GOAL:
The records below are to be repeated in full, exactly as they are.

RECORDS TO PROCESS:
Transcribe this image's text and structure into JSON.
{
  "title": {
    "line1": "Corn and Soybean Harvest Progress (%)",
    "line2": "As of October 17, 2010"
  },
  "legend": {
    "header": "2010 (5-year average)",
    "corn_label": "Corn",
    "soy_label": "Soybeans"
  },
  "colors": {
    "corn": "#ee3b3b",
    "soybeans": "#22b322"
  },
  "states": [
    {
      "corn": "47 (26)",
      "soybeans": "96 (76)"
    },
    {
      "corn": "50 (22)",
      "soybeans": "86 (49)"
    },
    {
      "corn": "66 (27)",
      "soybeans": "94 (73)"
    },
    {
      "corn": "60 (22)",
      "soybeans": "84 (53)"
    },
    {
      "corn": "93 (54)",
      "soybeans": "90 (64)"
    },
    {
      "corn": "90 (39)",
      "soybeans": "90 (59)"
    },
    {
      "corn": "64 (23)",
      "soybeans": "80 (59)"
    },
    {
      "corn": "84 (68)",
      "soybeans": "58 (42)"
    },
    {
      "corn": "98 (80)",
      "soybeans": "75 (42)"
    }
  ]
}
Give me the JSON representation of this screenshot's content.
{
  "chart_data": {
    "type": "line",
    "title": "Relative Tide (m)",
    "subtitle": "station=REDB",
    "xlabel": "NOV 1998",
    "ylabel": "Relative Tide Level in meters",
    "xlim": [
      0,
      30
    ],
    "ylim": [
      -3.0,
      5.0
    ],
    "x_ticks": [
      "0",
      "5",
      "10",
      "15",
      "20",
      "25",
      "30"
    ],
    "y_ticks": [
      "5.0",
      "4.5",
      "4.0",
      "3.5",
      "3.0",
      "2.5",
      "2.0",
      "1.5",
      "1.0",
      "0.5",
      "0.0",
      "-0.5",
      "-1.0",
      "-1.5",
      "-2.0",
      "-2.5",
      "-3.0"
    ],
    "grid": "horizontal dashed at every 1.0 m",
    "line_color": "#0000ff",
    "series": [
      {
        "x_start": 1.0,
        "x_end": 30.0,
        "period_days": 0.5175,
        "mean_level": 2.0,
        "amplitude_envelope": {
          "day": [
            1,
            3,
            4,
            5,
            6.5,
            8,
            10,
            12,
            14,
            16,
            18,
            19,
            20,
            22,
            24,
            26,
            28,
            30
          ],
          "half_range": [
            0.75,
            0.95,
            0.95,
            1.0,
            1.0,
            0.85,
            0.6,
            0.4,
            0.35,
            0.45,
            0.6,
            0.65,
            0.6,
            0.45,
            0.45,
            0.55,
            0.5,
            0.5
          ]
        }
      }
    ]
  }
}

RESULT BELOW:
Transcribe this image's text and structure into JSON.
{
  "title": {
    "line1": "Corn and Soybean Harvest Progress (%)",
    "line2": "As of October 17, 2010"
  },
  "legend": {
    "header": "2010 (5-year average)",
    "corn_label": "Corn",
    "soy_label": "Soybeans"
  },
  "colors": {
    "corn": "#ee3b3b",
    "soybeans": "#22b322"
  },
  "states": [
    {
      "corn": "47 (26)",
      "soybeans": "96 (76)"
    },
    {
      "corn": "50 (22)",
      "soybeans": "86 (49)"
    },
    {
      "corn": "66 (27)",
      "soybeans": "94 (73)"
    },
    {
      "corn": "60 (22)",
      "soybeans": "84 (53)"
    },
    {
      "corn": "93 (54)",
      "soybeans": "90 (64)"
    },
    {
      "corn": "90 (39)",
      "soybeans": "90 (59)"
    },
    {
      "corn": "64 (23)",
      "soybeans": "80 (59)"
    },
    {
      "corn": "84 (68)",
      "soybeans": "58 (42)"
    },
    {
      "corn": "98 (80)",
      "soybeans": "75 (42)"
    }
  ]
}
Give me the JSON representation of this screenshot's content.
{
  "chart_data": {
    "type": "line",
    "title": "Relative Tide (m)",
    "subtitle": "station=REDB",
    "xlabel": "NOV 1998",
    "ylabel": "Relative Tide Level in meters",
    "xlim": [
      0,
      30
    ],
    "ylim": [
      -3.0,
      5.0
    ],
    "x_ticks": [
      "0",
      "5",
      "10",
      "15",
      "20",
      "25",
      "30"
    ],
    "y_ticks": [
      "5.0",
      "4.5",
      "4.0",
      "3.5",
      "3.0",
      "2.5",
      "2.0",
      "1.5",
      "1.0",
      "0.5",
      "0.0",
      "-0.5",
      "-1.0",
      "-1.5",
      "-2.0",
      "-2.5",
      "-3.0"
    ],
    "grid": "horizontal dashed at every 1.0 m",
    "line_color": "#0000ff",
    "series": [
      {
        "x_start": 1.0,
        "x_end": 30.0,
        "period_days": 0.5175,
        "mean_level": 2.0,
        "amplitude_envelope": {
          "day": [
            1,
            3,
            4,
            5,
            6.5,
            8,
            10,
            12,
            14,
            16,
            18,
            19,
            20,
            22,
            24,
            26,
            28,
            30
          ],
          "half_range": [
            0.75,
            0.95,
            0.95,
            1.0,
            1.0,
            0.85,
            0.6,
            0.4,
            0.35,
            0.45,
            0.6,
            0.65,
            0.6,
            0.45,
            0.45,
            0.55,
            0.5,
            0.5
          ]
        }
      }
    ]
  }
}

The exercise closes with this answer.